→ Required work
Answer these questions from the forum thread.
(a) Who receives credit and/or blame for starting the thread?
(b) According to McKinsey, as cited in the thread, what is the current standard size for a data center?
(c) In which game series' Codex does one commenter say the question of cooling in space is addressed?

→ Passage
§ §
Want to wade into the spooky surf of the abyss? Have a sneer percolating in your system but not enough time/energy to make a whole post about it? Go forth and be mid: Welcome to the Stubsack, your first port of call for learning fresh Awful you’ll near-instantly regret.
Any awful.systems sub may be subsneered in this subthread, techtakes or no.
If your sneer seems higher quality than you thought, feel free to cut’n’paste it into its own post — there’s no quota for posting and the bar really isn’t that high.
The post Xitter web has spawned soo many “esoteric” right wing freaks, but there’s no appropriate sneer-space for them. I’m talking redscare-ish, reality challenged “culture critics” who write about everything but understand nothing. I’m talking about reply-guys who make the same 6 tweets about the same 3 subjects. They’re inescapable at this point, yet I don’t see them mocked (as much as they should be)
Like, there was one dude a while back who insisted that women couldn’t be surgeons because they didn’t believe in the moon or in stars? I think each and every one of these guys is uniquely fucked up and if I can’t escape them, I would love to sneer at them.
(Credit and/or blame to David Gerard for starting this. Happy Halloween, everyone!)


Someone seeded Ars Technica with another article on the data-centers-in-space proposal which asks no questions about the practicalities other than cost, or why all three billionaires who they quote have big investments in chatbots which they need to talk up. AFAIK all data centers on earth are smaller than a gigawatt, a few months ago McKinsey talked about tens of MW as the current standard and hundreds of MW as the next step. So proposing to build the biggest data center in history in orbit is madness.
The author should be ashamed of himself for not asking the basic question of how to cool these motherfuckers
edit to add: the comments are all over the cooling issue
The question of how to cool shit in space is something that BioWare asked themselves when writing the Mass Effect series, and they came up with some pretty detailed answers that they put in the game’s Codex (“Starships: Heat Management” in the Secondary section, if you’re looking for it).
§ §
→ Given records
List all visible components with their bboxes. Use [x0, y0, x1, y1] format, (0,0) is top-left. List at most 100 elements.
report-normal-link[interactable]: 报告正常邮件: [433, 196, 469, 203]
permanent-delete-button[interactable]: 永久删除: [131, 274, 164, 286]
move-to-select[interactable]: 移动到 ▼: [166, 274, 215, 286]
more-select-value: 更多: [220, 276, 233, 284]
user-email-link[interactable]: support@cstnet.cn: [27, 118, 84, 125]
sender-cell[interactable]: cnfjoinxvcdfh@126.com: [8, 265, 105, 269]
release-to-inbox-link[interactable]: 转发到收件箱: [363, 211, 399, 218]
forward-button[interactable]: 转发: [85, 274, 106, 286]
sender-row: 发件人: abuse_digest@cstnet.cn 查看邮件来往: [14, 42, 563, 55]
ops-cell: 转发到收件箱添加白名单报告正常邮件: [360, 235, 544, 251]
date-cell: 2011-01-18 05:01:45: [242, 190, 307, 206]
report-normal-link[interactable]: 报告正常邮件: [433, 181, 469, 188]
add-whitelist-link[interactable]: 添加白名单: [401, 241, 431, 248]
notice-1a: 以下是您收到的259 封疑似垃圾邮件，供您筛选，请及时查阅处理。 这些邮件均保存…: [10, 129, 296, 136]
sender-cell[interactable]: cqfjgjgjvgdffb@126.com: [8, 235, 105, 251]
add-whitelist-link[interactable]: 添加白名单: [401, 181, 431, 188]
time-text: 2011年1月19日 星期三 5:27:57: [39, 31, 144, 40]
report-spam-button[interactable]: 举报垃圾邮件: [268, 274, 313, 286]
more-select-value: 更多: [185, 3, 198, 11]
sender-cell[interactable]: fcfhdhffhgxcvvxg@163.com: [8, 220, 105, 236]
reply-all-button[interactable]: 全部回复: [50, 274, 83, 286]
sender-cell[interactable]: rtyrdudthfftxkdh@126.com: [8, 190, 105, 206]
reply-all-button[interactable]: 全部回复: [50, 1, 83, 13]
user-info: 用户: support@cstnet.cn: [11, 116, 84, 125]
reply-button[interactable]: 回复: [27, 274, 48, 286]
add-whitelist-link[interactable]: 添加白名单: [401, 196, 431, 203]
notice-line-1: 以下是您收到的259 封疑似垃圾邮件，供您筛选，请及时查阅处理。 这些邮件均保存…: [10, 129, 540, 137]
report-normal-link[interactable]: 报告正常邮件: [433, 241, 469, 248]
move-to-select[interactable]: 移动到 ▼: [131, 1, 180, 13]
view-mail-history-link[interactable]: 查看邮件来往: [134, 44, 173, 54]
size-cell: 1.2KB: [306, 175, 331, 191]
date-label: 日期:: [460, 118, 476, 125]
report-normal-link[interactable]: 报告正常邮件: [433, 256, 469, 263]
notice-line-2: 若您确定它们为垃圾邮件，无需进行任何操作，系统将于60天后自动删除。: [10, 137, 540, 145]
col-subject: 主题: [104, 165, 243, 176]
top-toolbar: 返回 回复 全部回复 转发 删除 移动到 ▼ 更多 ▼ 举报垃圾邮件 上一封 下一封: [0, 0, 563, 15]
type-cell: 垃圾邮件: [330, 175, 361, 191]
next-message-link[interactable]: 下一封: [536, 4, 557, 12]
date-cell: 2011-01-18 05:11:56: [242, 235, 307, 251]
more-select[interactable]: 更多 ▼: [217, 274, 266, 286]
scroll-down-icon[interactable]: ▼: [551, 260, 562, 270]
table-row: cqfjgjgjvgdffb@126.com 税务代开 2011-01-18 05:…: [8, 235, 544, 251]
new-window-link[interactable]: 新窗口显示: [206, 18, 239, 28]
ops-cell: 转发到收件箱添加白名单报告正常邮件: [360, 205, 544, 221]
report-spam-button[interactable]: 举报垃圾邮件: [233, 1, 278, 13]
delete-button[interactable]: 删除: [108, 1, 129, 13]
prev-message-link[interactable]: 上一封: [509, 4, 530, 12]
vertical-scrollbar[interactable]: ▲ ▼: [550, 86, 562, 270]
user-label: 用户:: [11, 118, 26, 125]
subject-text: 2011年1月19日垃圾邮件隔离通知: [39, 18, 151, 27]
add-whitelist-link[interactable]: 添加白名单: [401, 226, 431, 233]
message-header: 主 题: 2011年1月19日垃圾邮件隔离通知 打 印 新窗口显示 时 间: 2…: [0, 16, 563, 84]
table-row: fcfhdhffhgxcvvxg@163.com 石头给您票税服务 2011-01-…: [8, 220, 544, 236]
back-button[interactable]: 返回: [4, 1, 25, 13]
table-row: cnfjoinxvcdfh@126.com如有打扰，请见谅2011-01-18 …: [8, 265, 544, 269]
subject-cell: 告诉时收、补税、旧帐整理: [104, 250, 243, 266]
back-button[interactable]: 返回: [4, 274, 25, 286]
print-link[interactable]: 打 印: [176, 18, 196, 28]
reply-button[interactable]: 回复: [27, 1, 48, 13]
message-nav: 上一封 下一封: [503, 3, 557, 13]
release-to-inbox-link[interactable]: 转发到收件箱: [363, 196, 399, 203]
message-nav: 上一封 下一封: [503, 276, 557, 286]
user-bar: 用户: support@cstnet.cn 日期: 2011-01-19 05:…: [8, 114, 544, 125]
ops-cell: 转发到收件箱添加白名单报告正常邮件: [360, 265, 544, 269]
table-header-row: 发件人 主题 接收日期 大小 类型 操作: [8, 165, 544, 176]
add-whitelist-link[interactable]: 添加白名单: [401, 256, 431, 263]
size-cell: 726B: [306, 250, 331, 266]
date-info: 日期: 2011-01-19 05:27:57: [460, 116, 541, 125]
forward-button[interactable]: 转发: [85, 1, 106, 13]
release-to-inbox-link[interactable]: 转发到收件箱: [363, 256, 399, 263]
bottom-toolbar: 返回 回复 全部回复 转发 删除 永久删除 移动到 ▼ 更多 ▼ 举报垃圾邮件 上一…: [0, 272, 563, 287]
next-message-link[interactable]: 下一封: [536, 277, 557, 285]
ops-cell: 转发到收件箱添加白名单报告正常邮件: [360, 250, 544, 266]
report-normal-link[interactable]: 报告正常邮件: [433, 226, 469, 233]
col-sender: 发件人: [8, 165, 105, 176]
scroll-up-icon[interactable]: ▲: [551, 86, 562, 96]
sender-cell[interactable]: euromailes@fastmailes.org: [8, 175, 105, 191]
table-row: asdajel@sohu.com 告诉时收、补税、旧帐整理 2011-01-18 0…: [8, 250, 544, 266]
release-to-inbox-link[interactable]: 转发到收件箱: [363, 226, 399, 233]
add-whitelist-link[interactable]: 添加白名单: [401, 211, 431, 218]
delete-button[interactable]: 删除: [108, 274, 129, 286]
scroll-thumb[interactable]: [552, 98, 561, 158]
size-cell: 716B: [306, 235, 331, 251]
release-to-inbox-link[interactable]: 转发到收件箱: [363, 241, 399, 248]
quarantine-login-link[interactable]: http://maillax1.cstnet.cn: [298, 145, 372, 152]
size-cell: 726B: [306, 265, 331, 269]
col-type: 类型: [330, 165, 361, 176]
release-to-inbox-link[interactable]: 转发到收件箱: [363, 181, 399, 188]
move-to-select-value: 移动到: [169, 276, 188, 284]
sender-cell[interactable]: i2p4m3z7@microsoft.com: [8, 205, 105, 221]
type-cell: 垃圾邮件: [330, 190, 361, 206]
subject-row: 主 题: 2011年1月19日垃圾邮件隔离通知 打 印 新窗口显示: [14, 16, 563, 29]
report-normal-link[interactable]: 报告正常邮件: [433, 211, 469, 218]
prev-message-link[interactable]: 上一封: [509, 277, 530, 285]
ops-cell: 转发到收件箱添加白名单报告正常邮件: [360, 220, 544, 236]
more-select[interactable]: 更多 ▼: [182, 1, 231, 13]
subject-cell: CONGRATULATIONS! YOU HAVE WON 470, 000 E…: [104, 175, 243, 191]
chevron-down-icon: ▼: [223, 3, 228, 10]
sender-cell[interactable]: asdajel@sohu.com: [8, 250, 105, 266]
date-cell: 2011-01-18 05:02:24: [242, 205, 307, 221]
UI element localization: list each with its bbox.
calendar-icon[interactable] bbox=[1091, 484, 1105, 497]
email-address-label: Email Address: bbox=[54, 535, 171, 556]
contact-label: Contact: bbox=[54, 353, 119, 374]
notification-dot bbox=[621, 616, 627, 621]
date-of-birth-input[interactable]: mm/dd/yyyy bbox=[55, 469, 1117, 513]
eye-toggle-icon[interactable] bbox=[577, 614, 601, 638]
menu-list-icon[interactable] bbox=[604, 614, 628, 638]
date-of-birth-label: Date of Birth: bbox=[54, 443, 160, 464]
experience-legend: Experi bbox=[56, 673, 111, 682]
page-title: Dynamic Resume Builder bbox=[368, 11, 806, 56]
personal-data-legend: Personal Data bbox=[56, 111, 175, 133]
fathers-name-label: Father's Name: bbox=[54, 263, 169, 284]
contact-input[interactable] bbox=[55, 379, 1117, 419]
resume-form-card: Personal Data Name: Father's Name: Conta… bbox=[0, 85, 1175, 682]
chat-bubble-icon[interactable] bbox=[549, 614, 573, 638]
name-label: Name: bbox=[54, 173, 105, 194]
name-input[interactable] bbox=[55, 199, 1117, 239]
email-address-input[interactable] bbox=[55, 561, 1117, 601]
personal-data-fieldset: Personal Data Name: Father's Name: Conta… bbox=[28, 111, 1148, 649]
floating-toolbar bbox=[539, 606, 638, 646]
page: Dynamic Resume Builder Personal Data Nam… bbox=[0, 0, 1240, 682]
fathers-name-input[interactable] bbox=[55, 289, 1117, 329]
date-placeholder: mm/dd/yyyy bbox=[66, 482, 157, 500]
§ §
→ Finished exercise
(a) David Gerard.
(b) Tens of MW.
(c) The Mass Effect series, in the Codex entry "Starships: Heat Management."